### Exercise prompt
Please rewrite the paragraph in the circular below that begins "At the EGM, a special resolution" in fewer words, keeping its main facts.

Non-executive Directors:
Mr. LV Shiwen
Mr. TAN Ching
Mr. ZHENG Jiaqi
Ms. XIE Youpei
Mr. CHEN Xinxing

Independent Non-executive Directors:
Dr. LIN Shoukang
Ms. DU Jiliu
Dr. MEI Lehe

Registered office, headquarters and principal place of business in the PRC:
Block 5, B Area
No. 777 Binhai 4th Road
Hangzhou Bay New Area
Ningbo, Zhejiang Province
PRC

Principal Place of Business in Hong Kong:
40/F, Dah Sing Financial Centre
No. 248 Queen's Road East
Wanchai
Hong Kong

September 26, 2025

To the Shareholders:
Dear Sir/Madam,

(1) PROPOSED GRANTING OF GENERAL MANDATE TO ISSUE SHARES; AND
(2) NOTICE OF THE 2025 SECOND EXTRAORDINARY GENERAL MEETING

I. INTRODUCTION

The purpose of this circular is to provide you with the Notice of the EGM and the information reasonably necessary to enable you to make an informed decision on whether to vote for or against the proposed resolution at the EGM.

At the EGM, a special resolution will be proposed to consider, (and if thought fit) approve the grant of general mandate to the Board for the Company to issue convertible bonds and subsequently issue and deal with Additional Shares pursuant to the requirements of convertible bonds.

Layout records
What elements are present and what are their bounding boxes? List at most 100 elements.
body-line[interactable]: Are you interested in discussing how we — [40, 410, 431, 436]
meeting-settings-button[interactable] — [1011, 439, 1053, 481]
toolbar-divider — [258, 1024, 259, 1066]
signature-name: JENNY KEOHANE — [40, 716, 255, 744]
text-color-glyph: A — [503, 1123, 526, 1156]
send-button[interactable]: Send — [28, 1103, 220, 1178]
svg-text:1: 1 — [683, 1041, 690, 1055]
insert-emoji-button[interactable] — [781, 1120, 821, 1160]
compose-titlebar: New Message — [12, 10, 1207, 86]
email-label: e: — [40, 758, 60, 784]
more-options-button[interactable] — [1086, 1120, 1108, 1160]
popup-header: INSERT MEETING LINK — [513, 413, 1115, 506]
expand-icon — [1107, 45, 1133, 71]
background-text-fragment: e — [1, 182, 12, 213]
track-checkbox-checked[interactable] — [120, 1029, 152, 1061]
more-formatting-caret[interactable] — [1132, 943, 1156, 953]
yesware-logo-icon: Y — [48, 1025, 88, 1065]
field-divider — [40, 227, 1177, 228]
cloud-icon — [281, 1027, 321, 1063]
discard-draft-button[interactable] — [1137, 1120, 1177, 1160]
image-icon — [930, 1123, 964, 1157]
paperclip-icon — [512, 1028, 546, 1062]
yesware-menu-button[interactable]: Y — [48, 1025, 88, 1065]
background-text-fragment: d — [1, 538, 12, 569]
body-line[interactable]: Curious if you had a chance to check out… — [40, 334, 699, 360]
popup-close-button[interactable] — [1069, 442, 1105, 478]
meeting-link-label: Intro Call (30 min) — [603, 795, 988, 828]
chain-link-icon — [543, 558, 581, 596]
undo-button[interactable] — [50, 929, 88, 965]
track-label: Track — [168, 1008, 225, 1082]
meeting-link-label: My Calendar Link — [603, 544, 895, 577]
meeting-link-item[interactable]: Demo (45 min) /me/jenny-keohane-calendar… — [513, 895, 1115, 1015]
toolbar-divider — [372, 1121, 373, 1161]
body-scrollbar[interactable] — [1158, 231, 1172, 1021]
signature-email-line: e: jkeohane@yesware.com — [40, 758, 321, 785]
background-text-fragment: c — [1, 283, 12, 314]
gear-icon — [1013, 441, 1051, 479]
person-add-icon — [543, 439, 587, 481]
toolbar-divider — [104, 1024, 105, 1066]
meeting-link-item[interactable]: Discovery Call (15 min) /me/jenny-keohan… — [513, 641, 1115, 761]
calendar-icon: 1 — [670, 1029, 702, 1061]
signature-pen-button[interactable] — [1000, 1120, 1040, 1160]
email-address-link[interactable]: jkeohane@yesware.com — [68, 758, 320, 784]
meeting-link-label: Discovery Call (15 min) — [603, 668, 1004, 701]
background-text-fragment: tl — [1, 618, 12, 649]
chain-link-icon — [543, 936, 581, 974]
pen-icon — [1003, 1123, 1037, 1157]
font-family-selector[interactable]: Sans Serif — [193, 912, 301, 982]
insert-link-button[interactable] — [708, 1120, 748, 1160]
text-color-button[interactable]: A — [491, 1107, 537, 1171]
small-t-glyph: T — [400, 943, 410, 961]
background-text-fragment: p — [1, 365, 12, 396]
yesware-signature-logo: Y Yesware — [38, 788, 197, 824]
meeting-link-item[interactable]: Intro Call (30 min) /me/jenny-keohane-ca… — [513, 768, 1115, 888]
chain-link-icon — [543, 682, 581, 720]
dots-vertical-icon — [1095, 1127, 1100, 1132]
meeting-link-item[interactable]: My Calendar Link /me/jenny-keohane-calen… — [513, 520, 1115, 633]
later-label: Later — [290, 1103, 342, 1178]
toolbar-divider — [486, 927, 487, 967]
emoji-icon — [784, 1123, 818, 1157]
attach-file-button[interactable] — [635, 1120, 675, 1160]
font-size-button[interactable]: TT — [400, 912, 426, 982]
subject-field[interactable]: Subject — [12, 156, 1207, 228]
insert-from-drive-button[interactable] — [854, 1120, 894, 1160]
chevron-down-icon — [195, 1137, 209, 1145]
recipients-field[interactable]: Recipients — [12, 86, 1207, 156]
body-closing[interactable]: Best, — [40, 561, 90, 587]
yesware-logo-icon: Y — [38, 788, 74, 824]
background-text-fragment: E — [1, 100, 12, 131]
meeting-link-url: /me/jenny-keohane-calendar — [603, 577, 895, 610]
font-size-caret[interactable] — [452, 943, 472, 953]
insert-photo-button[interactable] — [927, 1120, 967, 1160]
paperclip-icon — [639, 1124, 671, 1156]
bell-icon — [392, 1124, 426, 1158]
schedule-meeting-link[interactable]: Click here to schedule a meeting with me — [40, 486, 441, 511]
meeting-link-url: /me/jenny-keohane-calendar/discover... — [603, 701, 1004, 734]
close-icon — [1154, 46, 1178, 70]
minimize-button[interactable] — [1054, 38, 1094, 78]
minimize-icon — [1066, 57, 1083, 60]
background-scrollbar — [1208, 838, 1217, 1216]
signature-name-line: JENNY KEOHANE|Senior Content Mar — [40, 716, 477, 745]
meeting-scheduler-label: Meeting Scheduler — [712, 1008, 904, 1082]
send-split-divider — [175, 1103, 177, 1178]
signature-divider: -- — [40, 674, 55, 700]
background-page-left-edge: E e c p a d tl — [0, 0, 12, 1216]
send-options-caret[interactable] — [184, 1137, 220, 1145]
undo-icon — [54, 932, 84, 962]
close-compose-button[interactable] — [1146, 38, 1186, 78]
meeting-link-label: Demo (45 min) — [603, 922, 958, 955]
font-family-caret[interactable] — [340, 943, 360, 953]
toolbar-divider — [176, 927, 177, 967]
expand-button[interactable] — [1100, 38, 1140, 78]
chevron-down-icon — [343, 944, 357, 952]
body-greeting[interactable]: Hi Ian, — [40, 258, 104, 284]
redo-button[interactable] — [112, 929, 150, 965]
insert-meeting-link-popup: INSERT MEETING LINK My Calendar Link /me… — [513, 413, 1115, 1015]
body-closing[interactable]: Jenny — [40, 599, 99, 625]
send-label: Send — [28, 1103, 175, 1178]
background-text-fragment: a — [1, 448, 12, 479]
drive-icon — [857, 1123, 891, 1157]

### Response to this task
A special resolution will be proposed at the EGM to consider and, if thought fit, approve a general mandate for the Board. The mandate would let the Company issue convertible bonds and then issue and deal with Additional Shares as the convertible bonds require.